## Written instruction:
Where the string "context" occurs in the material below, report the whole line.

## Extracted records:

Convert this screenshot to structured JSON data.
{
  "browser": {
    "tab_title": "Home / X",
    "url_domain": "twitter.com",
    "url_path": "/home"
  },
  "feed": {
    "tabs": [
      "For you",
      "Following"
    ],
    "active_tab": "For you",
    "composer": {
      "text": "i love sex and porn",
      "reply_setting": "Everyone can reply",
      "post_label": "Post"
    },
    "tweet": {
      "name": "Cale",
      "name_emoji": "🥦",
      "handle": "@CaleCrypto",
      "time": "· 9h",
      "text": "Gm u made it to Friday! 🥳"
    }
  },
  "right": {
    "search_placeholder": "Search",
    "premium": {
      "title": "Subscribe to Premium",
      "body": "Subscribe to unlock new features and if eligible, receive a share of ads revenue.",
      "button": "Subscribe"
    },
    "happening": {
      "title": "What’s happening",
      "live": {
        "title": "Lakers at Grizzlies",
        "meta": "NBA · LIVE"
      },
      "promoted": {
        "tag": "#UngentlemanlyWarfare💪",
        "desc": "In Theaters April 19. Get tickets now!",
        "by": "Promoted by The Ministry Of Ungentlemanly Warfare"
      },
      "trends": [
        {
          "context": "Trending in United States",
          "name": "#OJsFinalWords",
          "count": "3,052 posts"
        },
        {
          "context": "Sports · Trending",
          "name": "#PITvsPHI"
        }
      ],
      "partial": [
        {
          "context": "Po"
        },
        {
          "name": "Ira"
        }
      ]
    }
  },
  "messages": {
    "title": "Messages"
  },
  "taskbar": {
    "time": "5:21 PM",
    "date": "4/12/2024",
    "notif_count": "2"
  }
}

## Output below:
          "context": "Trending in United States",
          "context": "Sports · Trending",
          "context": "Po"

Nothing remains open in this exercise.